● Goal of the exercise
In the entries that follow, how many lines contain the word "zajęcia"? Answer with the number only.
[START OF Data rows]
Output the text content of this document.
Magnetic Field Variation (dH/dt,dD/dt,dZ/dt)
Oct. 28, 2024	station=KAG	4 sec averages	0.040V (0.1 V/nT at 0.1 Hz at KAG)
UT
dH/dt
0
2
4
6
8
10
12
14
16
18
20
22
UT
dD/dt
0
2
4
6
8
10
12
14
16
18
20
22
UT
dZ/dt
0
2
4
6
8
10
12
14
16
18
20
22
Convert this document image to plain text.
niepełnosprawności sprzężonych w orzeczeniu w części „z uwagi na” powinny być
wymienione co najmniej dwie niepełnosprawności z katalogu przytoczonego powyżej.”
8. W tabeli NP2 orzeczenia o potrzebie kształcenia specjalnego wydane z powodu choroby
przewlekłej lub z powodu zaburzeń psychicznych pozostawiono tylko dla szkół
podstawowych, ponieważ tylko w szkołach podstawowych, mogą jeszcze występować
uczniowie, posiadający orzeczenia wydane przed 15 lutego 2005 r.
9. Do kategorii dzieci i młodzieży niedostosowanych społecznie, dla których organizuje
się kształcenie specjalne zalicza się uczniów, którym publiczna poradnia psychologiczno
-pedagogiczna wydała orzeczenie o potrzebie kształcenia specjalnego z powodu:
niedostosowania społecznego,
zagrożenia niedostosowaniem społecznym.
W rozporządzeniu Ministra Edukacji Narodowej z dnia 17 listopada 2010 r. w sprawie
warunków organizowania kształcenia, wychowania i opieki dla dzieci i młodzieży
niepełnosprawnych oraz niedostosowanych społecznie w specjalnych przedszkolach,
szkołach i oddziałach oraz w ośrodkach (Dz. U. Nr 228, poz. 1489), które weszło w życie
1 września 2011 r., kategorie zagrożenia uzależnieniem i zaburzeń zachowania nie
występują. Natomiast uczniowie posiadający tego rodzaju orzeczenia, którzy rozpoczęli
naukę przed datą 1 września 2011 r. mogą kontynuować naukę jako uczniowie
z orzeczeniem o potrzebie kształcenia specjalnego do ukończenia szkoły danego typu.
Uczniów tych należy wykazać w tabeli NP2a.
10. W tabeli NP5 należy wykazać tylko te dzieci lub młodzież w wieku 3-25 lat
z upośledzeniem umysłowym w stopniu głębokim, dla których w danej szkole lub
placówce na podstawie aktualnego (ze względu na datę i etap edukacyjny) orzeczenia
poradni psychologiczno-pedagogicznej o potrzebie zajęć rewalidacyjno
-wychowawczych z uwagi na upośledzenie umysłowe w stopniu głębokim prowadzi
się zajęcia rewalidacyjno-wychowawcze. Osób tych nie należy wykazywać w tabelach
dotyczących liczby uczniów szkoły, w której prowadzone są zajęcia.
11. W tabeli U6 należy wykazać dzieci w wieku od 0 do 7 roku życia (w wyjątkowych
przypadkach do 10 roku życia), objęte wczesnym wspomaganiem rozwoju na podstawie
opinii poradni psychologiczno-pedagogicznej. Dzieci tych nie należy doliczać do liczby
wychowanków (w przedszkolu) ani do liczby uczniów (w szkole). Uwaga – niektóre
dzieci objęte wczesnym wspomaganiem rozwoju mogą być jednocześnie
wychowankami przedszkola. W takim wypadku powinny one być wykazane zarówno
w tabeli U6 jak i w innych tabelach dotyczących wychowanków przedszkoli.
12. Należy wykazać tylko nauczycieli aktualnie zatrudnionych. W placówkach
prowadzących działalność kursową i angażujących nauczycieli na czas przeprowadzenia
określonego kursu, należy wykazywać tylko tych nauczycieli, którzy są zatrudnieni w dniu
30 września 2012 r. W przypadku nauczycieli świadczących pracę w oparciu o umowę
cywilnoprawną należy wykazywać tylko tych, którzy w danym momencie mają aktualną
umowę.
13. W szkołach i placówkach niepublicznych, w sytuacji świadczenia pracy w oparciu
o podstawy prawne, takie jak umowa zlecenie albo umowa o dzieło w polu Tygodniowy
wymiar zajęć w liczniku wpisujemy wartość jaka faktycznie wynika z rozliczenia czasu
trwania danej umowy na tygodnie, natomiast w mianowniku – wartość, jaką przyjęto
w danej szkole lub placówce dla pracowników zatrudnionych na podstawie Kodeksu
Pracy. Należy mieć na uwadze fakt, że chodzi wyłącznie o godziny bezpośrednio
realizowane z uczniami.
[END OF Data rows]
● Full output
2